[START OF MATERIAL FOR THIS EXERCISE]
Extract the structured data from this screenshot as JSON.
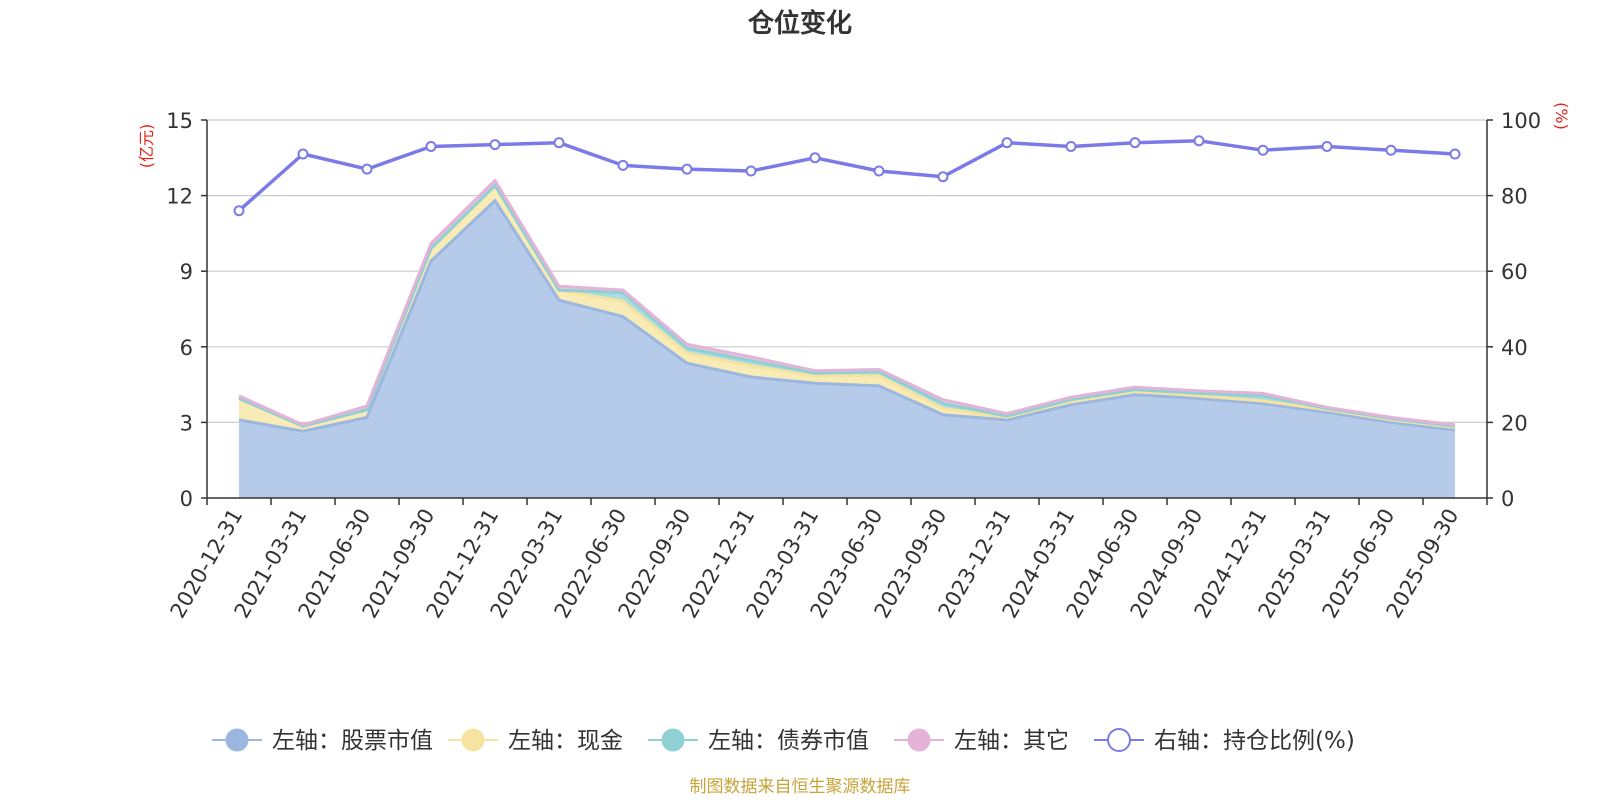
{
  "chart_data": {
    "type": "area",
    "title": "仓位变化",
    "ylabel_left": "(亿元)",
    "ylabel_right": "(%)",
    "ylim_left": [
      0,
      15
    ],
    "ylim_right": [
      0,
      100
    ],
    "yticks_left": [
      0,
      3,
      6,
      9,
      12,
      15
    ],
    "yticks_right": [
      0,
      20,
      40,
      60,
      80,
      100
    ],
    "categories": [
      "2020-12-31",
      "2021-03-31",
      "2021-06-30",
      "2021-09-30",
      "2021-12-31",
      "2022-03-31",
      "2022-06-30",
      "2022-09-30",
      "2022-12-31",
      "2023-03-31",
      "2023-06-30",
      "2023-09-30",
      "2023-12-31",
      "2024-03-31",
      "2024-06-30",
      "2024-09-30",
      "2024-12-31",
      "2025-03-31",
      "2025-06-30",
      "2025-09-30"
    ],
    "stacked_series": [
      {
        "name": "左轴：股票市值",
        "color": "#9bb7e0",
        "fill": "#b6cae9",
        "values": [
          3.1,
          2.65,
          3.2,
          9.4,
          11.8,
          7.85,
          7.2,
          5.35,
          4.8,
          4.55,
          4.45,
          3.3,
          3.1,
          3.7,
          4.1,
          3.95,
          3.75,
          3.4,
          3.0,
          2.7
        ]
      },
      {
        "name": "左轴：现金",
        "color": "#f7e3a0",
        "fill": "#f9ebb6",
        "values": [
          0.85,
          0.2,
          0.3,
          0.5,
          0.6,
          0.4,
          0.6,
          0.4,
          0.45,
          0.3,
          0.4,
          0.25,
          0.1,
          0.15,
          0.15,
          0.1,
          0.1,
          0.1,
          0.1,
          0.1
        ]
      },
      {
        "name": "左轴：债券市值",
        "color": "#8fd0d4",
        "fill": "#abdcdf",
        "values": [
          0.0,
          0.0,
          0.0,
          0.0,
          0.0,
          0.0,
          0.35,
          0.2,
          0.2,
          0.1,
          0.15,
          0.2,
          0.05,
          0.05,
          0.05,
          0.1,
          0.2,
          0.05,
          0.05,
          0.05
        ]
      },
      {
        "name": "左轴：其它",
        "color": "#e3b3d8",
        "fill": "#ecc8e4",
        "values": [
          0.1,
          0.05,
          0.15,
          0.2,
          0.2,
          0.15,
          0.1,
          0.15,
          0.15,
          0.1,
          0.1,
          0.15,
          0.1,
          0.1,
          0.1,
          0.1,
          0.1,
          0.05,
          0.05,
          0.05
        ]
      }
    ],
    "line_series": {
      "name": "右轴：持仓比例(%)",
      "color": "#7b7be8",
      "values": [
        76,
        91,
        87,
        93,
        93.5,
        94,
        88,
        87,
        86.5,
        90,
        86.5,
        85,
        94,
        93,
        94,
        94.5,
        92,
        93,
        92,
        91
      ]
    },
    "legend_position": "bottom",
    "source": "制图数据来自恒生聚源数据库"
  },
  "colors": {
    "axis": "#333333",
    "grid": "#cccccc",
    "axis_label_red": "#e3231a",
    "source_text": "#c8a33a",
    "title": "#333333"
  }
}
[END OF MATERIAL FOR THIS EXERCISE]
Transcribe the entries above verbatim, omitting their pictures.

Extract the structured data from this screenshot as JSON.
{
  "chart_data": {
    "type": "area",
    "title": "仓位变化",
    "ylabel_left": "(亿元)",
    "ylabel_right": "(%)",
    "ylim_left": [
      0,
      15
    ],
    "ylim_right": [
      0,
      100
    ],
    "yticks_left": [
      0,
      3,
      6,
      9,
      12,
      15
    ],
    "yticks_right": [
      0,
      20,
      40,
      60,
      80,
      100
    ],
    "categories": [
      "2020-12-31",
      "2021-03-31",
      "2021-06-30",
      "2021-09-30",
      "2021-12-31",
      "2022-03-31",
      "2022-06-30",
      "2022-09-30",
      "2022-12-31",
      "2023-03-31",
      "2023-06-30",
      "2023-09-30",
      "2023-12-31",
      "2024-03-31",
      "2024-06-30",
      "2024-09-30",
      "2024-12-31",
      "2025-03-31",
      "2025-06-30",
      "2025-09-30"
    ],
    "stacked_series": [
      {
        "name": "左轴：股票市值",
        "color": "#9bb7e0",
        "fill": "#b6cae9",
        "values": [
          3.1,
          2.65,
          3.2,
          9.4,
          11.8,
          7.85,
          7.2,
          5.35,
          4.8,
          4.55,
          4.45,
          3.3,
          3.1,
          3.7,
          4.1,
          3.95,
          3.75,
          3.4,
          3.0,
          2.7
        ]
      },
      {
        "name": "左轴：现金",
        "color": "#f7e3a0",
        "fill": "#f9ebb6",
        "values": [
          0.85,
          0.2,
          0.3,
          0.5,
          0.6,
          0.4,
          0.6,
          0.4,
          0.45,
          0.3,
          0.4,
          0.25,
          0.1,
          0.15,
          0.15,
          0.1,
          0.1,
          0.1,
          0.1,
          0.1
        ]
      },
      {
        "name": "左轴：债券市值",
        "color": "#8fd0d4",
        "fill": "#abdcdf",
        "values": [
          0.0,
          0.0,
          0.0,
          0.0,
          0.0,
          0.0,
          0.35,
          0.2,
          0.2,
          0.1,
          0.15,
          0.2,
          0.05,
          0.05,
          0.05,
          0.1,
          0.2,
          0.05,
          0.05,
          0.05
        ]
      },
      {
        "name": "左轴：其它",
        "color": "#e3b3d8",
        "fill": "#ecc8e4",
        "values": [
          0.1,
          0.05,
          0.15,
          0.2,
          0.2,
          0.15,
          0.1,
          0.15,
          0.15,
          0.1,
          0.1,
          0.15,
          0.1,
          0.1,
          0.1,
          0.1,
          0.1,
          0.05,
          0.05,
          0.05
        ]
      }
    ],
    "line_series": {
      "name": "右轴：持仓比例(%)",
      "color": "#7b7be8",
      "values": [
        76,
        91,
        87,
        93,
        93.5,
        94,
        88,
        87,
        86.5,
        90,
        86.5,
        85,
        94,
        93,
        94,
        94.5,
        92,
        93,
        92,
        91
      ]
    },
    "legend_position": "bottom",
    "source": "制图数据来自恒生聚源数据库"
  },
  "colors": {
    "axis": "#333333",
    "grid": "#cccccc",
    "axis_label_red": "#e3231a",
    "source_text": "#c8a33a",
    "title": "#333333"
  }
}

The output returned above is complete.